**What is needed:**
Scan the data below. Pull out each line where "this" occurs.

(Figure data in JSON)
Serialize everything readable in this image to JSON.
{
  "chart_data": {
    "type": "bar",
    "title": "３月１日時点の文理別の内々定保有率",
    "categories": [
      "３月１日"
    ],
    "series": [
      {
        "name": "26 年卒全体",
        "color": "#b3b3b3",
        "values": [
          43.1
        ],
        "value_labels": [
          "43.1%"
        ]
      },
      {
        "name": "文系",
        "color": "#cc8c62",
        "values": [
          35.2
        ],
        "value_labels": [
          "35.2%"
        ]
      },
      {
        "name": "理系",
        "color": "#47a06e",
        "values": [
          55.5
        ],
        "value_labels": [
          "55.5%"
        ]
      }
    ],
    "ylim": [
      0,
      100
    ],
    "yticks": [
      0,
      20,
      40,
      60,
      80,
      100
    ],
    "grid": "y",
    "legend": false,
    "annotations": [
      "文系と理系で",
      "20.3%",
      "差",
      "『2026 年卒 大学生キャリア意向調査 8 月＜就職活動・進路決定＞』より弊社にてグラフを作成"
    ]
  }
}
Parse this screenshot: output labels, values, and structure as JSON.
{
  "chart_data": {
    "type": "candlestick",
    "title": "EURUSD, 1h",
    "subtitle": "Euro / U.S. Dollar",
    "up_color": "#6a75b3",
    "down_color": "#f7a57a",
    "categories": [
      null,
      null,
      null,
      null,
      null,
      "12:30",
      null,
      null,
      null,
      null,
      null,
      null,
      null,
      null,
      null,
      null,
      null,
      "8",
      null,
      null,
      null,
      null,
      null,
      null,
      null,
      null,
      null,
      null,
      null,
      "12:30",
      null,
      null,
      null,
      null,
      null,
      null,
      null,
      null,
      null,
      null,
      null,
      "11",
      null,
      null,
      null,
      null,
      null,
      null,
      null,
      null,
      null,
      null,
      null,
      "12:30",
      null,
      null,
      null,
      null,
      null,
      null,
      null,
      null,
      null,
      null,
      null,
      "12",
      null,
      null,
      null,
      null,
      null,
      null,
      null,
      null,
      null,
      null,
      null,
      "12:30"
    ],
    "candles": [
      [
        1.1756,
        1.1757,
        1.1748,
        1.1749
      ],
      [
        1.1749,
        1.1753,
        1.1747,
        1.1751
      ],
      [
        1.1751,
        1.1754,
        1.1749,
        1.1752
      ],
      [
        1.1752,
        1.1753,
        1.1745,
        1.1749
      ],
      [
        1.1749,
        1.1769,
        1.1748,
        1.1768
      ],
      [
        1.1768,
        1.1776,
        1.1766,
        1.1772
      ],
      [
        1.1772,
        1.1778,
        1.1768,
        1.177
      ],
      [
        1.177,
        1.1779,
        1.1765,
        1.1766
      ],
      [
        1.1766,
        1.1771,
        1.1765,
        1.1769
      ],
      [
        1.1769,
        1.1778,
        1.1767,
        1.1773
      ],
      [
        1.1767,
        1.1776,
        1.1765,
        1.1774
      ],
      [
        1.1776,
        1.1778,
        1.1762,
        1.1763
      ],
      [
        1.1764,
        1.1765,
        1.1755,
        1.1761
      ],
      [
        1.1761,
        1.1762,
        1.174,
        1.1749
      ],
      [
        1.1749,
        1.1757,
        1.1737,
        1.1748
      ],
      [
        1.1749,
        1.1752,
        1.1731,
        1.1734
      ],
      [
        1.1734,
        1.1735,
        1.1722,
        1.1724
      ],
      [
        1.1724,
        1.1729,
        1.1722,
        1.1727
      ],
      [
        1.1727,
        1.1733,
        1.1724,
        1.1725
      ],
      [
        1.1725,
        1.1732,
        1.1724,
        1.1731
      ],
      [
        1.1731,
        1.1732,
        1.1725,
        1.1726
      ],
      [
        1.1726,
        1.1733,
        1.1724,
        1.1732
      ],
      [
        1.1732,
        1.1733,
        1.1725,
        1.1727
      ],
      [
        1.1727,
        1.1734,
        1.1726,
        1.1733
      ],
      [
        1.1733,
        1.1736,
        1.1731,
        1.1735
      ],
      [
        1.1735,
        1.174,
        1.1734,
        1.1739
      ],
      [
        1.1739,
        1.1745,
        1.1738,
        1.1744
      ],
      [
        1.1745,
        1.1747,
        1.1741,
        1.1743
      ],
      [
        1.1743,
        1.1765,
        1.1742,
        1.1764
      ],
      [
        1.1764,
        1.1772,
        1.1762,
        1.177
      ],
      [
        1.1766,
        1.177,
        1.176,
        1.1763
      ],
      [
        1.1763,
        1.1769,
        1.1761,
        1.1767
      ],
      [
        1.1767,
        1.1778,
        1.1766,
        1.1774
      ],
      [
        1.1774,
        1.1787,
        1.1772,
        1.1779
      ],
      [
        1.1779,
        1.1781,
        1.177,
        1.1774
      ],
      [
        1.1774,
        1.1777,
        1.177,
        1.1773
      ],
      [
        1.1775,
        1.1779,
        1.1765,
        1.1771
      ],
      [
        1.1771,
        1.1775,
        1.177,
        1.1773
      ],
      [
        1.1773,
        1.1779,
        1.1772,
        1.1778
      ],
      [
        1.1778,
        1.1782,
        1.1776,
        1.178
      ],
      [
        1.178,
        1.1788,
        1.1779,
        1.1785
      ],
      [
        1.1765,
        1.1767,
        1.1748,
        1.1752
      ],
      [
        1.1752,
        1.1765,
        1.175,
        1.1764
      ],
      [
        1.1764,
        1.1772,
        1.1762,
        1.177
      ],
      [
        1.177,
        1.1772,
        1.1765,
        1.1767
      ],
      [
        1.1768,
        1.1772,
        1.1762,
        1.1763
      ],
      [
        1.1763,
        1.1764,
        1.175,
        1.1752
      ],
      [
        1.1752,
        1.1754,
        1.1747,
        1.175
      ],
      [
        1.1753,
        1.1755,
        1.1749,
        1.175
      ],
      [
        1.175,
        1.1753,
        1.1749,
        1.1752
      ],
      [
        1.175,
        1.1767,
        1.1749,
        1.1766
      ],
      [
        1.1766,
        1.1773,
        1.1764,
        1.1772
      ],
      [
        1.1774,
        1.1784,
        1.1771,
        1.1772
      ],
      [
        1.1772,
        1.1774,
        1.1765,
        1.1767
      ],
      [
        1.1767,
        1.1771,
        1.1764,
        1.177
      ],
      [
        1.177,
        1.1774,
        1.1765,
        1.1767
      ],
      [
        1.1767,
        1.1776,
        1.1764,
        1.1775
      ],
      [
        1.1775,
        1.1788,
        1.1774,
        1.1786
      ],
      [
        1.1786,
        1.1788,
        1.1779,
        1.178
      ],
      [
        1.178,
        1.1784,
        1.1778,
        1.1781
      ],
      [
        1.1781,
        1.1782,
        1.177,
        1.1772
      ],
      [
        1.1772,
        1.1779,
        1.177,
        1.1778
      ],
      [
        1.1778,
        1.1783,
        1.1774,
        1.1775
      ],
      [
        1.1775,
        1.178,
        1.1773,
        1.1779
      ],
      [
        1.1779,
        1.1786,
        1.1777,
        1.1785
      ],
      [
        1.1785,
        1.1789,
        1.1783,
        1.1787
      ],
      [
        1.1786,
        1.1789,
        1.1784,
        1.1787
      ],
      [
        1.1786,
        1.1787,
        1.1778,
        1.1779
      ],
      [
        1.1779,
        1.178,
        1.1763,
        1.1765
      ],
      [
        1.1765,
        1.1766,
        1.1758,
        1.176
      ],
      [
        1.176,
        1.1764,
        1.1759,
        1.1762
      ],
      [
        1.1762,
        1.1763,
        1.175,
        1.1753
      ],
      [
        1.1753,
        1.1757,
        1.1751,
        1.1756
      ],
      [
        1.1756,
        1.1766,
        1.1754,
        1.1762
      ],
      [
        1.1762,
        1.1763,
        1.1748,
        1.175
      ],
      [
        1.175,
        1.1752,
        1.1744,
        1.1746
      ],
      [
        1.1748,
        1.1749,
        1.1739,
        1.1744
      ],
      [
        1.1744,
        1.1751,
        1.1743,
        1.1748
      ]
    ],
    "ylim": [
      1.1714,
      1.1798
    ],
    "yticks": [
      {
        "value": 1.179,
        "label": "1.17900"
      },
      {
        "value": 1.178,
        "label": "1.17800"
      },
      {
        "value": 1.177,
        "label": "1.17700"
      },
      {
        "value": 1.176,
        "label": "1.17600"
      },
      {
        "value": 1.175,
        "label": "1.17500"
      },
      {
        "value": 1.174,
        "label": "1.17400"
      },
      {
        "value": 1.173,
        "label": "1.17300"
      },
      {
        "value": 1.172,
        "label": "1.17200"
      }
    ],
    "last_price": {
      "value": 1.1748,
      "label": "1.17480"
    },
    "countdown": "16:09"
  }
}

**The solution:**
Serialize everything readable in this image to JSON.
Parse this screenshot: output labels, values, and structure as JSON.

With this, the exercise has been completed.